WORK TO DO: Will you transcribe all the entries word for word, skipping the pictures they hold?

RECORDS PROVIDED:
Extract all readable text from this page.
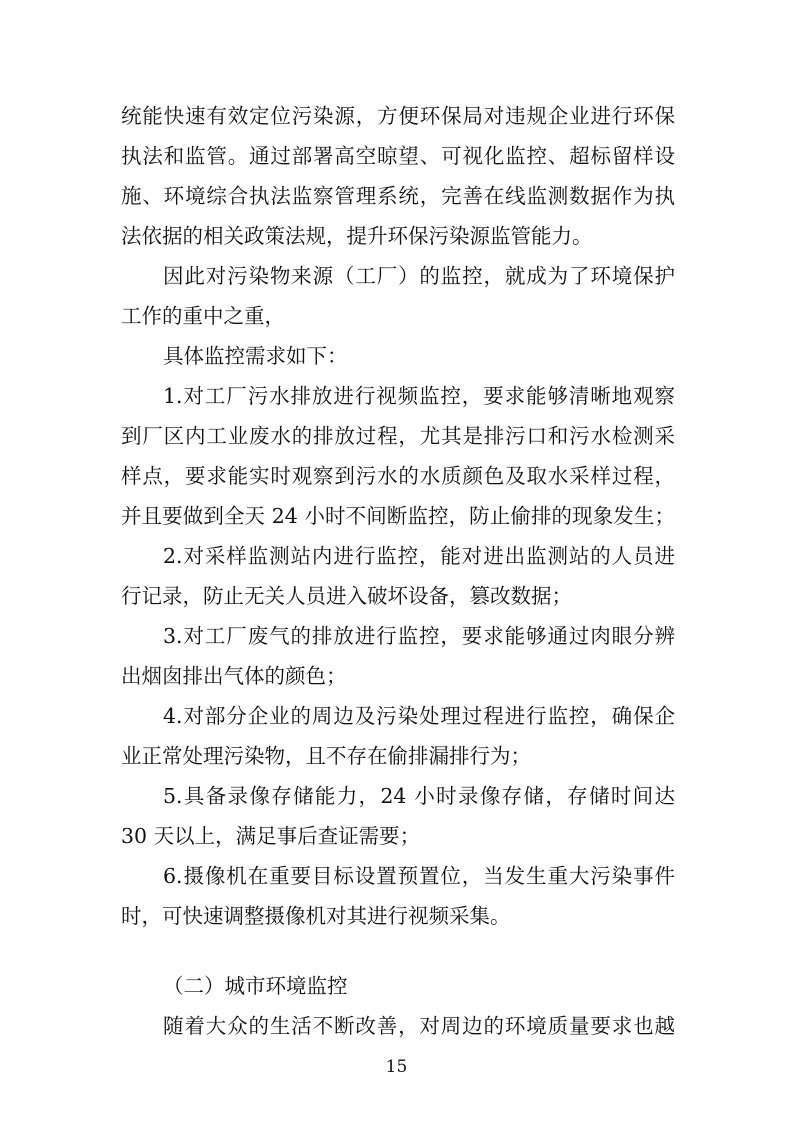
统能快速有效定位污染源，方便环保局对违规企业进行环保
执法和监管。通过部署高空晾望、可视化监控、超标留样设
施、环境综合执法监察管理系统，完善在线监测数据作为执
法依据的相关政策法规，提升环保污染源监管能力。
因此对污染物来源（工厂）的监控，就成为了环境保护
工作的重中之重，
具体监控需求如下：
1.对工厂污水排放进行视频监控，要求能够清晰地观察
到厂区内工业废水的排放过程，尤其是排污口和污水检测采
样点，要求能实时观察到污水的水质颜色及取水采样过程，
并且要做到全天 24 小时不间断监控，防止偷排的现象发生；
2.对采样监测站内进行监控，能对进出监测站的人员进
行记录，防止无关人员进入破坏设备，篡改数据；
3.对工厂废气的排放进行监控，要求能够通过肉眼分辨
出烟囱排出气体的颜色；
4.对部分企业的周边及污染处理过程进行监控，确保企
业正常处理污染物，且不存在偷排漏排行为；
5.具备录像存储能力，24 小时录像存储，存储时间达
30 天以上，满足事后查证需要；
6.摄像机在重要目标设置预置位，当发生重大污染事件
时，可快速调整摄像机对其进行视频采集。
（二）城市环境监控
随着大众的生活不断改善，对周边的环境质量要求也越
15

TASK SOLUTION:
Extract all readable text from this page.
统能快速有效定位污染源，方便环保局对违规企业进行环保
执法和监管。通过部署高空晾望、可视化监控、超标留样设
施、环境综合执法监察管理系统，完善在线监测数据作为执
法依据的相关政策法规，提升环保污染源监管能力。
因此对污染物来源（工厂）的监控，就成为了环境保护
工作的重中之重，
具体监控需求如下：
1.对工厂污水排放进行视频监控，要求能够清晰地观察
到厂区内工业废水的排放过程，尤其是排污口和污水检测采
样点，要求能实时观察到污水的水质颜色及取水采样过程，
并且要做到全天 24 小时不间断监控，防止偷排的现象发生；
2.对采样监测站内进行监控，能对进出监测站的人员进
行记录，防止无关人员进入破坏设备，篡改数据；
3.对工厂废气的排放进行监控，要求能够通过肉眼分辨
出烟囱排出气体的颜色；
4.对部分企业的周边及污染处理过程进行监控，确保企
业正常处理污染物，且不存在偷排漏排行为；
5.具备录像存储能力，24 小时录像存储，存储时间达
30 天以上，满足事后查证需要；
6.摄像机在重要目标设置预置位，当发生重大污染事件
时，可快速调整摄像机对其进行视频采集。
（二）城市环境监控
随着大众的生活不断改善，对周边的环境质量要求也越
15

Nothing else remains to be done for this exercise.